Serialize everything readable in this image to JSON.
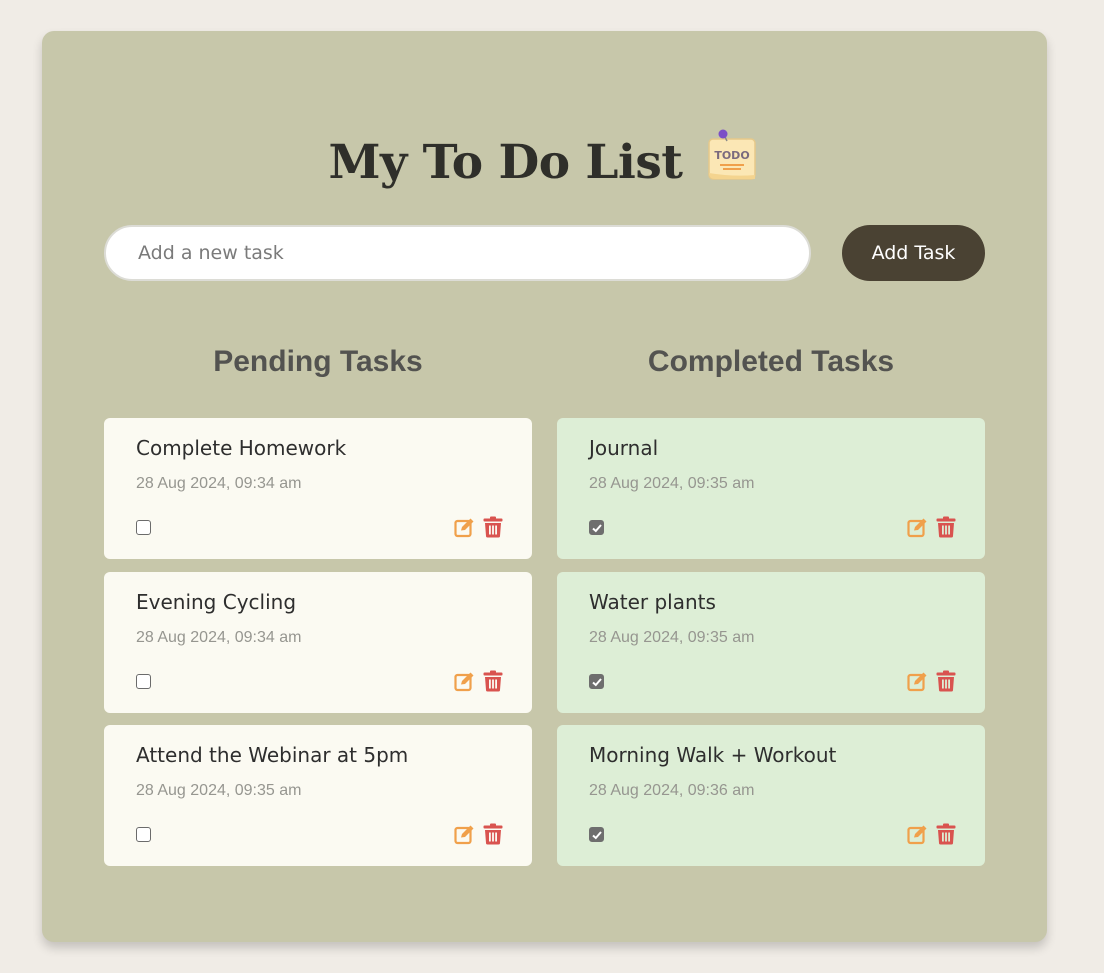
{
  "app": {
    "title": "My To Do List"
  },
  "input": {
    "placeholder": "Add a new task",
    "value": ""
  },
  "add_button_label": "Add Task",
  "pending": {
    "heading": "Pending Tasks",
    "tasks": [
      {
        "name": "Complete Homework",
        "date": "28 Aug 2024, 09:34 am",
        "done": false
      },
      {
        "name": "Evening Cycling",
        "date": "28 Aug 2024, 09:34 am",
        "done": false
      },
      {
        "name": "Attend the Webinar at 5pm",
        "date": "28 Aug 2024, 09:35 am",
        "done": false
      }
    ]
  },
  "completed": {
    "heading": "Completed Tasks",
    "tasks": [
      {
        "name": "Journal",
        "date": "28 Aug 2024, 09:35 am",
        "done": true
      },
      {
        "name": "Water plants",
        "date": "28 Aug 2024, 09:35 am",
        "done": true
      },
      {
        "name": "Morning Walk + Workout",
        "date": "28 Aug 2024, 09:36 am",
        "done": true
      }
    ]
  },
  "icons": {
    "title_icon": "todo-note-icon",
    "edit": "edit-icon",
    "delete": "trash-icon",
    "checkbox": "checkbox-icon"
  },
  "colors": {
    "page_background": "#f0ece6",
    "card_background": "#c7c7aa",
    "add_button": "#4a4233",
    "pending_card": "#fbfaf2",
    "completed_card": "#ddeed6",
    "edit_icon": "#f0a04b",
    "delete_icon": "#d9534f"
  }
}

Written exercise – Show, from the material above, each line that includes the string "name".

The solution –
        "name": "Complete Homework",
        "name": "Evening Cycling",
        "name": "Attend the Webinar at 5pm",
        "name": "Journal",
        "name": "Water plants",
        "name": "Morning Walk + Workout",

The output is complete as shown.